----- PROVIDED DATA

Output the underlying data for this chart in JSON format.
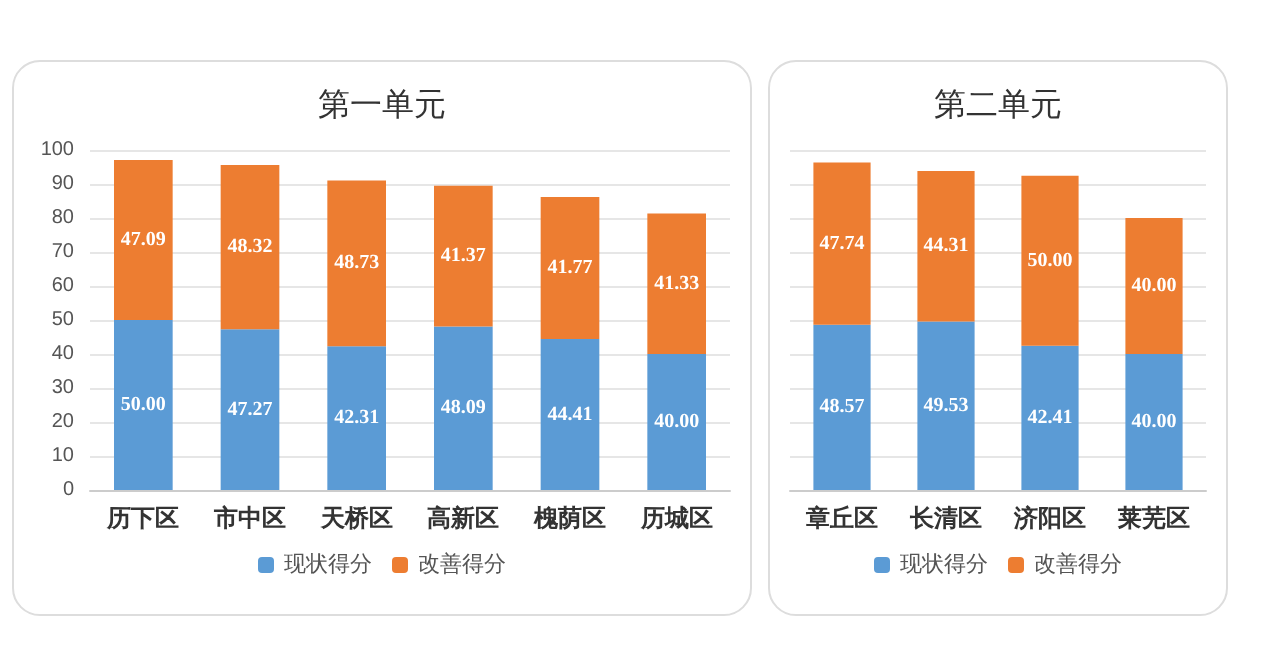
{
  "chart_data": [
    {
      "type": "bar",
      "title": "第一单元",
      "categories": [
        "历下区",
        "市中区",
        "天桥区",
        "高新区",
        "槐荫区",
        "历城区"
      ],
      "stacked": true,
      "grid": "y",
      "legend": "bottom",
      "ylim": [
        0,
        100
      ],
      "yticks": [
        0,
        10,
        20,
        30,
        40,
        50,
        60,
        70,
        80,
        90,
        100
      ],
      "series": [
        {
          "name": "现状得分",
          "color": "#5b9bd5",
          "values": [
            50.0,
            47.27,
            42.31,
            48.09,
            44.41,
            40.0
          ],
          "value_labels": [
            "50.00",
            "47.27",
            "42.31",
            "48.09",
            "44.41",
            "40.00"
          ]
        },
        {
          "name": "改善得分",
          "color": "#ed7d31",
          "values": [
            47.09,
            48.32,
            48.73,
            41.37,
            41.77,
            41.33
          ],
          "value_labels": [
            "47.09",
            "48.32",
            "48.73",
            "41.37",
            "41.77",
            "41.33"
          ]
        }
      ]
    },
    {
      "type": "bar",
      "title": "第二单元",
      "categories": [
        "章丘区",
        "长清区",
        "济阳区",
        "莱芜区"
      ],
      "stacked": true,
      "grid": "y",
      "legend": "bottom",
      "tick_labels": "x",
      "ylim": [
        0,
        100
      ],
      "yticks": [
        0,
        10,
        20,
        30,
        40,
        50,
        60,
        70,
        80,
        90,
        100
      ],
      "series": [
        {
          "name": "现状得分",
          "color": "#5b9bd5",
          "values": [
            48.57,
            49.53,
            42.41,
            40.0
          ],
          "value_labels": [
            "48.57",
            "49.53",
            "42.41",
            "40.00"
          ]
        },
        {
          "name": "改善得分",
          "color": "#ed7d31",
          "values": [
            47.74,
            44.31,
            50.0,
            40.0
          ],
          "value_labels": [
            "47.74",
            "44.31",
            "50.00",
            "40.00"
          ]
        }
      ]
    }
  ]
}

----------

## EXERCISE GOAL
All the lines above are to be given again exactly as they read, with the pictures removed.

## FULL RESPONSE
Output the underlying data for this chart in JSON format.
{
  "chart_data": [
    {
      "type": "bar",
      "title": "第一单元",
      "categories": [
        "历下区",
        "市中区",
        "天桥区",
        "高新区",
        "槐荫区",
        "历城区"
      ],
      "stacked": true,
      "grid": "y",
      "legend": "bottom",
      "ylim": [
        0,
        100
      ],
      "yticks": [
        0,
        10,
        20,
        30,
        40,
        50,
        60,
        70,
        80,
        90,
        100
      ],
      "series": [
        {
          "name": "现状得分",
          "color": "#5b9bd5",
          "values": [
            50.0,
            47.27,
            42.31,
            48.09,
            44.41,
            40.0
          ],
          "value_labels": [
            "50.00",
            "47.27",
            "42.31",
            "48.09",
            "44.41",
            "40.00"
          ]
        },
        {
          "name": "改善得分",
          "color": "#ed7d31",
          "values": [
            47.09,
            48.32,
            48.73,
            41.37,
            41.77,
            41.33
          ],
          "value_labels": [
            "47.09",
            "48.32",
            "48.73",
            "41.37",
            "41.77",
            "41.33"
          ]
        }
      ]
    },
    {
      "type": "bar",
      "title": "第二单元",
      "categories": [
        "章丘区",
        "长清区",
        "济阳区",
        "莱芜区"
      ],
      "stacked": true,
      "grid": "y",
      "legend": "bottom",
      "tick_labels": "x",
      "ylim": [
        0,
        100
      ],
      "yticks": [
        0,
        10,
        20,
        30,
        40,
        50,
        60,
        70,
        80,
        90,
        100
      ],
      "series": [
        {
          "name": "现状得分",
          "color": "#5b9bd5",
          "values": [
            48.57,
            49.53,
            42.41,
            40.0
          ],
          "value_labels": [
            "48.57",
            "49.53",
            "42.41",
            "40.00"
          ]
        },
        {
          "name": "改善得分",
          "color": "#ed7d31",
          "values": [
            47.74,
            44.31,
            50.0,
            40.0
          ],
          "value_labels": [
            "47.74",
            "44.31",
            "50.00",
            "40.00"
          ]
        }
      ]
    }
  ]
}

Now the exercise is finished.